(Stored items)

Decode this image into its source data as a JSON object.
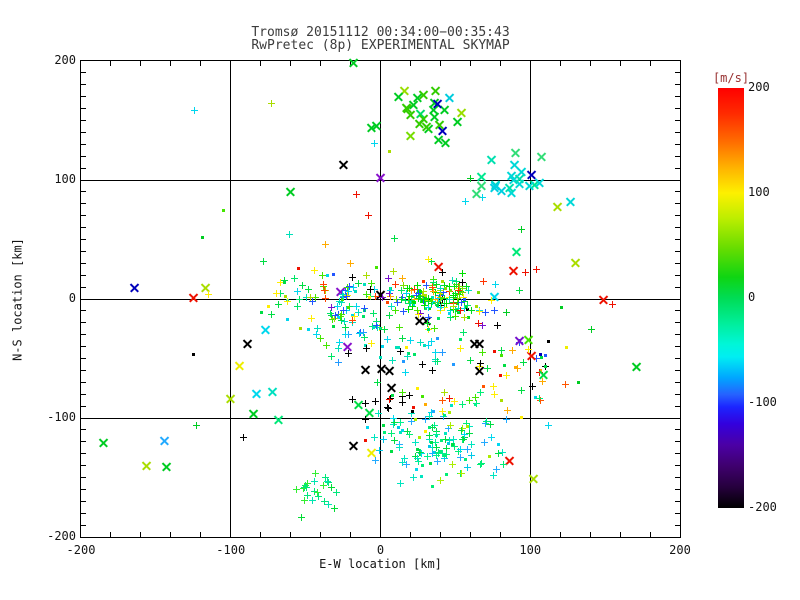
{
  "title": {
    "line1": "Tromsø 20151112 00:34:00−00:35:43",
    "line2": "RwPretec (8p) EXPERIMENTAL SKYMAP"
  },
  "chart_data": {
    "type": "scatter",
    "title": "Tromsø 20151112 00:34:00−00:35:43",
    "subtitle": "RwPretec (8p) EXPERIMENTAL SKYMAP",
    "xlabel": "E-W location [km]",
    "ylabel": "N-S location [km]",
    "xlim": [
      -200,
      200
    ],
    "ylim": [
      -200,
      200
    ],
    "x_ticks": [
      -200,
      -100,
      0,
      100,
      200
    ],
    "y_ticks": [
      200,
      100,
      0,
      -100,
      -200
    ],
    "x_minor_step": 20,
    "y_minor_step": 10,
    "grid_values": [
      -100,
      0,
      100
    ],
    "grid": true,
    "legend_position": "none",
    "marker_types": [
      "plus",
      "x",
      "dot"
    ],
    "seed": 11,
    "colorbar": {
      "label": "[m/s]",
      "label_color": "#993333",
      "min": -200,
      "max": 200,
      "ticks": [
        200,
        100,
        0,
        -100,
        -200
      ],
      "gradient_stops": [
        {
          "pct": 0,
          "color": "#ff0000"
        },
        {
          "pct": 6,
          "color": "#ff2a00"
        },
        {
          "pct": 13,
          "color": "#ff6f00"
        },
        {
          "pct": 19,
          "color": "#ffb300"
        },
        {
          "pct": 25,
          "color": "#fdf000"
        },
        {
          "pct": 31,
          "color": "#bdee00"
        },
        {
          "pct": 38,
          "color": "#69dd00"
        },
        {
          "pct": 45,
          "color": "#0fd512"
        },
        {
          "pct": 50,
          "color": "#00dc55"
        },
        {
          "pct": 56,
          "color": "#00ee9a"
        },
        {
          "pct": 61,
          "color": "#00f6d8"
        },
        {
          "pct": 64,
          "color": "#00eef2"
        },
        {
          "pct": 69,
          "color": "#00a6ff"
        },
        {
          "pct": 73,
          "color": "#2662ff"
        },
        {
          "pct": 76,
          "color": "#1c24ff"
        },
        {
          "pct": 80,
          "color": "#3300dd"
        },
        {
          "pct": 85,
          "color": "#4b00a5"
        },
        {
          "pct": 90,
          "color": "#3f006e"
        },
        {
          "pct": 95,
          "color": "#26003d"
        },
        {
          "pct": 100,
          "color": "#000000"
        }
      ]
    },
    "clusters": [
      {
        "name": "core-east",
        "cx": 40,
        "cy": 1,
        "sx": 14,
        "sy": 8,
        "n": 150,
        "markers": [
          "plus",
          "plus",
          "plus",
          "plus",
          "dot"
        ],
        "colors": [
          "#00dd22",
          "#00dd22",
          "#00e000",
          "#44e600",
          "#7cdd00",
          "#00dd22",
          "#00e566",
          "#00e0b8",
          "#00d6ee",
          "#aadd00",
          "#ffee00",
          "#ffaa00",
          "#ff3300",
          "#000000",
          "#2255ff",
          "#00e000",
          "#00e566"
        ]
      },
      {
        "name": "core-west",
        "cx": -22,
        "cy": -5,
        "sx": 24,
        "sy": 13,
        "n": 100,
        "markers": [
          "plus",
          "plus",
          "plus",
          "dot"
        ],
        "colors": [
          "#00dd44",
          "#00e566",
          "#00dfc0",
          "#00d6ee",
          "#44e600",
          "#00dd44",
          "#aadd00",
          "#ffee00",
          "#ff4400",
          "#7711cc",
          "#2255ff",
          "#000000",
          "#00e566",
          "#00d6ee"
        ]
      },
      {
        "name": "core-south",
        "cx": 15,
        "cy": -40,
        "sx": 30,
        "sy": 15,
        "n": 55,
        "markers": [
          "plus",
          "plus",
          "dot"
        ],
        "colors": [
          "#00dd44",
          "#00e0b8",
          "#00d6ee",
          "#00e566",
          "#44e600",
          "#000000",
          "#ffee00",
          "#2299ff"
        ]
      },
      {
        "name": "top-green-x",
        "cx": 30,
        "cy": 157,
        "sx": 11,
        "sy": 13,
        "n": 27,
        "markers": [
          "x"
        ],
        "colors": [
          "#00cc22",
          "#00cc22",
          "#00cc22",
          "#00cc22",
          "#00cc22",
          "#33cc00",
          "#33cc00",
          "#77dd00",
          "#99dd00",
          "#00dd66",
          "#00ccdd",
          "#0000bb",
          "#00cc22",
          "#33cc00"
        ]
      },
      {
        "name": "upper-right-teal-x",
        "cx": 82,
        "cy": 102,
        "sx": 12,
        "sy": 11,
        "n": 21,
        "markers": [
          "x"
        ],
        "colors": [
          "#00e0b0",
          "#00d8d8",
          "#00e890",
          "#00cfe0",
          "#33dd77",
          "#00e0b0",
          "#00d8d8"
        ]
      },
      {
        "name": "bottom-center",
        "cx": 37,
        "cy": -122,
        "sx": 20,
        "sy": 14,
        "n": 130,
        "markers": [
          "plus",
          "plus",
          "plus",
          "dot"
        ],
        "colors": [
          "#00ee77",
          "#00e5c0",
          "#00d8f0",
          "#00dd44",
          "#00f090",
          "#00c8e8",
          "#00ee77",
          "#00e5c0",
          "#00dd44",
          "#22aaff",
          "#aaee00"
        ]
      },
      {
        "name": "bottom-left-green",
        "cx": -42,
        "cy": -164,
        "sx": 9,
        "sy": 8,
        "n": 24,
        "markers": [
          "plus"
        ],
        "colors": [
          "#00dd33",
          "#00e87c",
          "#33ee33",
          "#00e5b0",
          "#00dd33"
        ]
      },
      {
        "name": "black-x-group",
        "cx": -2,
        "cy": -88,
        "sx": 11,
        "sy": 6,
        "n": 13,
        "markers": [
          "x",
          "plus",
          "plus"
        ],
        "colors": [
          "#000000",
          "#000000",
          "#000000",
          "#000000",
          "#00dd44",
          "#ee1100"
        ]
      },
      {
        "name": "right-mid-mixed",
        "cx": 95,
        "cy": -50,
        "sx": 11,
        "sy": 11,
        "n": 22,
        "markers": [
          "plus",
          "dot",
          "x"
        ],
        "colors": [
          "#000000",
          "#ee1100",
          "#ffaa00",
          "#ffee00",
          "#00dd44",
          "#2255ff",
          "#0000bb",
          "#7711cc",
          "#00e0c0",
          "#44e600"
        ]
      },
      {
        "name": "south-band",
        "cx": 55,
        "cy": -82,
        "sx": 27,
        "sy": 7,
        "n": 28,
        "markers": [
          "plus",
          "dot"
        ],
        "colors": [
          "#00dd44",
          "#aadd00",
          "#ffee00",
          "#ffaa00",
          "#ff5500",
          "#ee1100",
          "#00d6ee",
          "#000000",
          "#00ee77",
          "#44e600"
        ]
      },
      {
        "name": "halo",
        "cx": 5,
        "cy": -12,
        "sx": 55,
        "sy": 42,
        "n": 42,
        "markers": [
          "plus",
          "dot",
          "plus"
        ],
        "colors": [
          "#00dd44",
          "#00d6ee",
          "#00e566",
          "#2255ff",
          "#7711cc",
          "#ffee00",
          "#ee1100",
          "#000000",
          "#00dd44",
          "#00e0b8",
          "#ffaa00",
          "#44e600"
        ]
      }
    ],
    "points": [
      [
        -18,
        199,
        "#00cc22",
        "x"
      ],
      [
        -6,
        144,
        "#00cc22",
        "x"
      ],
      [
        -3,
        146,
        "#00cc22",
        "x"
      ],
      [
        -124,
        158,
        "#00d6ee",
        "plus"
      ],
      [
        -73,
        164,
        "#aadd00",
        "plus"
      ],
      [
        6,
        124,
        "#aadd00",
        "dot"
      ],
      [
        -25,
        113,
        "#000000",
        "x"
      ],
      [
        0,
        102,
        "#8811cc",
        "x"
      ],
      [
        101,
        105,
        "#0000bb",
        "x"
      ],
      [
        -60,
        90,
        "#00cc22",
        "x"
      ],
      [
        -16,
        88,
        "#ee1100",
        "plus"
      ],
      [
        -37,
        46,
        "#ffaa00",
        "plus"
      ],
      [
        -119,
        52,
        "#00cc22",
        "dot"
      ],
      [
        -164,
        10,
        "#0000bb",
        "x"
      ],
      [
        -125,
        1,
        "#ee1100",
        "x"
      ],
      [
        -117,
        10,
        "#aadd00",
        "x"
      ],
      [
        118,
        78,
        "#aadd00",
        "x"
      ],
      [
        127,
        82,
        "#00d8d8",
        "x"
      ],
      [
        130,
        31,
        "#aadd00",
        "x"
      ],
      [
        149,
        0,
        "#ee1100",
        "x"
      ],
      [
        155,
        -5,
        "#ee1100",
        "plus"
      ],
      [
        141,
        -26,
        "#00cc22",
        "plus"
      ],
      [
        171,
        -57,
        "#00cc22",
        "x"
      ],
      [
        112,
        -36,
        "#000000",
        "dot"
      ],
      [
        124,
        -41,
        "#eeee00",
        "dot"
      ],
      [
        110,
        -57,
        "#000000",
        "plus"
      ],
      [
        107,
        -60,
        "#ffaa00",
        "dot"
      ],
      [
        108,
        -69,
        "#ffaa00",
        "plus"
      ],
      [
        132,
        -70,
        "#00cc22",
        "dot"
      ],
      [
        107,
        -85,
        "#ff5500",
        "plus"
      ],
      [
        112,
        -106,
        "#00d6ee",
        "plus"
      ],
      [
        121,
        -7,
        "#00cc22",
        "dot"
      ],
      [
        84,
        -11,
        "#00cc22",
        "plus"
      ],
      [
        94,
        58,
        "#00cc22",
        "plus"
      ],
      [
        91,
        40,
        "#00e878",
        "x"
      ],
      [
        89,
        24,
        "#ee1100",
        "x"
      ],
      [
        97,
        22,
        "#ee1100",
        "plus"
      ],
      [
        104,
        25,
        "#ee1100",
        "plus"
      ],
      [
        76,
        2,
        "#00d8ee",
        "x"
      ],
      [
        39,
        27,
        "#ee1100",
        "x"
      ],
      [
        57,
        82,
        "#00d6ee",
        "plus"
      ],
      [
        68,
        85,
        "#00d6ee",
        "plus"
      ],
      [
        60,
        101,
        "#00cc22",
        "plus"
      ],
      [
        -4,
        131,
        "#00d6ee",
        "plus"
      ],
      [
        -27,
        6,
        "#8811cc",
        "x"
      ],
      [
        -22,
        -40,
        "#8811cc",
        "x"
      ],
      [
        68,
        -22,
        "#7711cc",
        "plus"
      ],
      [
        31,
        -18,
        "#000000",
        "x"
      ],
      [
        26,
        -18,
        "#000000",
        "x"
      ],
      [
        66,
        -37,
        "#000000",
        "x"
      ],
      [
        63,
        -37,
        "#000000",
        "x"
      ],
      [
        0,
        4,
        "#000000",
        "x"
      ],
      [
        -10,
        -59,
        "#000000",
        "x"
      ],
      [
        1,
        -58,
        "#000000",
        "x"
      ],
      [
        6,
        -60,
        "#000000",
        "x"
      ],
      [
        66,
        -60,
        "#000000",
        "x"
      ],
      [
        -89,
        -37,
        "#000000",
        "x"
      ],
      [
        -77,
        -26,
        "#00d8ee",
        "x"
      ],
      [
        -94,
        -56,
        "#eeee00",
        "x"
      ],
      [
        -83,
        -79,
        "#00d8ee",
        "x"
      ],
      [
        -72,
        -78,
        "#00e0c0",
        "x"
      ],
      [
        -85,
        -96,
        "#00cc22",
        "x"
      ],
      [
        -68,
        -101,
        "#00e878",
        "x"
      ],
      [
        -100,
        -84,
        "#aadd00",
        "x"
      ],
      [
        -123,
        -106,
        "#00cc22",
        "plus"
      ],
      [
        -185,
        -121,
        "#00cc22",
        "x"
      ],
      [
        -144,
        -119,
        "#22aaff",
        "x"
      ],
      [
        -156,
        -140,
        "#aadd00",
        "x"
      ],
      [
        -143,
        -141,
        "#00cc22",
        "x"
      ],
      [
        -18,
        -123,
        "#000000",
        "x"
      ],
      [
        -6,
        -129,
        "#eeee00",
        "x"
      ],
      [
        -10,
        -119,
        "#ee1100",
        "dot"
      ],
      [
        86,
        -136,
        "#ee1100",
        "x"
      ],
      [
        102,
        -151,
        "#aadd00",
        "x"
      ]
    ]
  }
}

Requirements: Find every line that holds "bottom" and copy it.

Response to the exercise:
        "name": "bottom-center",
        "name": "bottom-left-green",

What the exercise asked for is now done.